WHAT THE EXERCISE ASKS => Can you transcribe every line exactly and leave the pictures behind?

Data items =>
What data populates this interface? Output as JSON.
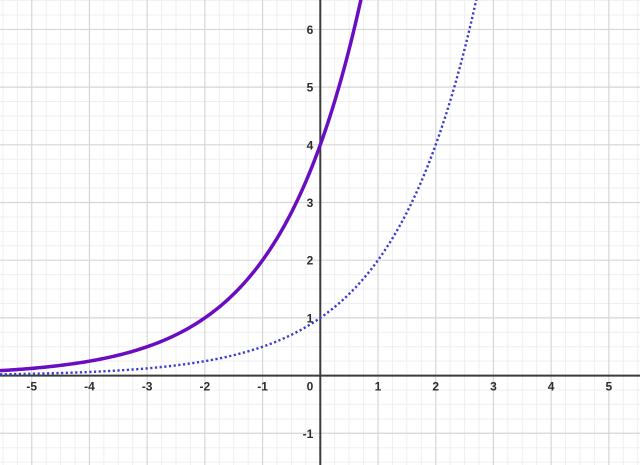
{
  "page": {
    "background_color": "#ffffff"
  },
  "chart_data": {
    "type": "line",
    "title": "",
    "xlabel": "",
    "ylabel": "",
    "description": "Two exponential growth curves plotted on a white coordinate grid",
    "x_axis": {
      "min": -5.55,
      "max": 5.54,
      "major_step": 1,
      "minor_step": 0.25,
      "tick_values": [
        -5,
        -4,
        -3,
        -2,
        -1,
        1,
        2,
        3,
        4,
        5
      ],
      "tick_labels": [
        "-5",
        "-4",
        "-3",
        "-2",
        "-1",
        "1",
        "2",
        "3",
        "4",
        "5"
      ]
    },
    "y_axis": {
      "min": -1.55,
      "max": 6.51,
      "major_step": 1,
      "minor_step": 0.25,
      "tick_values": [
        -1,
        1,
        2,
        3,
        4,
        5,
        6
      ],
      "tick_labels": [
        "-1",
        "1",
        "2",
        "3",
        "4",
        "5",
        "6"
      ]
    },
    "origin_label": "0",
    "grid": {
      "show": true,
      "major_color": "#d6d6d6",
      "minor_color": "#efeff1",
      "major_width": 1.2,
      "minor_width": 1
    },
    "axes_style": {
      "color": "#3b3b3b",
      "width": 2,
      "label_color": "#2d2d2d"
    },
    "series": [
      {
        "name": "solid-purple-exponential",
        "formula": "y = 4 * 2^x",
        "coefficient": 4,
        "base": 2,
        "style": "solid",
        "color": "#6A0DC2",
        "width": 3.5,
        "key_points": [
          [
            -5,
            0.125
          ],
          [
            -4,
            0.25
          ],
          [
            -3,
            0.5
          ],
          [
            -2,
            1
          ],
          [
            -1,
            2
          ],
          [
            0,
            4
          ],
          [
            0.5,
            5.657
          ],
          [
            0.7,
            6.5
          ]
        ]
      },
      {
        "name": "dotted-blue-exponential",
        "formula": "y = 2^x",
        "coefficient": 1,
        "base": 2,
        "style": "dotted",
        "color": "#3B3BCE",
        "width": 2.4,
        "key_points": [
          [
            -5,
            0.031
          ],
          [
            -4,
            0.0625
          ],
          [
            -3,
            0.125
          ],
          [
            -2,
            0.25
          ],
          [
            -1,
            0.5
          ],
          [
            0,
            1
          ],
          [
            1,
            2
          ],
          [
            2,
            4
          ],
          [
            2.7,
            6.5
          ]
        ]
      }
    ]
  }
}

ANSWER IN FULL =>
What data populates this interface? Output as JSON.
{
  "page": {
    "background_color": "#ffffff"
  },
  "chart_data": {
    "type": "line",
    "title": "",
    "xlabel": "",
    "ylabel": "",
    "description": "Two exponential growth curves plotted on a white coordinate grid",
    "x_axis": {
      "min": -5.55,
      "max": 5.54,
      "major_step": 1,
      "minor_step": 0.25,
      "tick_values": [
        -5,
        -4,
        -3,
        -2,
        -1,
        1,
        2,
        3,
        4,
        5
      ],
      "tick_labels": [
        "-5",
        "-4",
        "-3",
        "-2",
        "-1",
        "1",
        "2",
        "3",
        "4",
        "5"
      ]
    },
    "y_axis": {
      "min": -1.55,
      "max": 6.51,
      "major_step": 1,
      "minor_step": 0.25,
      "tick_values": [
        -1,
        1,
        2,
        3,
        4,
        5,
        6
      ],
      "tick_labels": [
        "-1",
        "1",
        "2",
        "3",
        "4",
        "5",
        "6"
      ]
    },
    "origin_label": "0",
    "grid": {
      "show": true,
      "major_color": "#d6d6d6",
      "minor_color": "#efeff1",
      "major_width": 1.2,
      "minor_width": 1
    },
    "axes_style": {
      "color": "#3b3b3b",
      "width": 2,
      "label_color": "#2d2d2d"
    },
    "series": [
      {
        "name": "solid-purple-exponential",
        "formula": "y = 4 * 2^x",
        "coefficient": 4,
        "base": 2,
        "style": "solid",
        "color": "#6A0DC2",
        "width": 3.5,
        "key_points": [
          [
            -5,
            0.125
          ],
          [
            -4,
            0.25
          ],
          [
            -3,
            0.5
          ],
          [
            -2,
            1
          ],
          [
            -1,
            2
          ],
          [
            0,
            4
          ],
          [
            0.5,
            5.657
          ],
          [
            0.7,
            6.5
          ]
        ]
      },
      {
        "name": "dotted-blue-exponential",
        "formula": "y = 2^x",
        "coefficient": 1,
        "base": 2,
        "style": "dotted",
        "color": "#3B3BCE",
        "width": 2.4,
        "key_points": [
          [
            -5,
            0.031
          ],
          [
            -4,
            0.0625
          ],
          [
            -3,
            0.125
          ],
          [
            -2,
            0.25
          ],
          [
            -1,
            0.5
          ],
          [
            0,
            1
          ],
          [
            1,
            2
          ],
          [
            2,
            4
          ],
          [
            2.7,
            6.5
          ]
        ]
      }
    ]
  }
}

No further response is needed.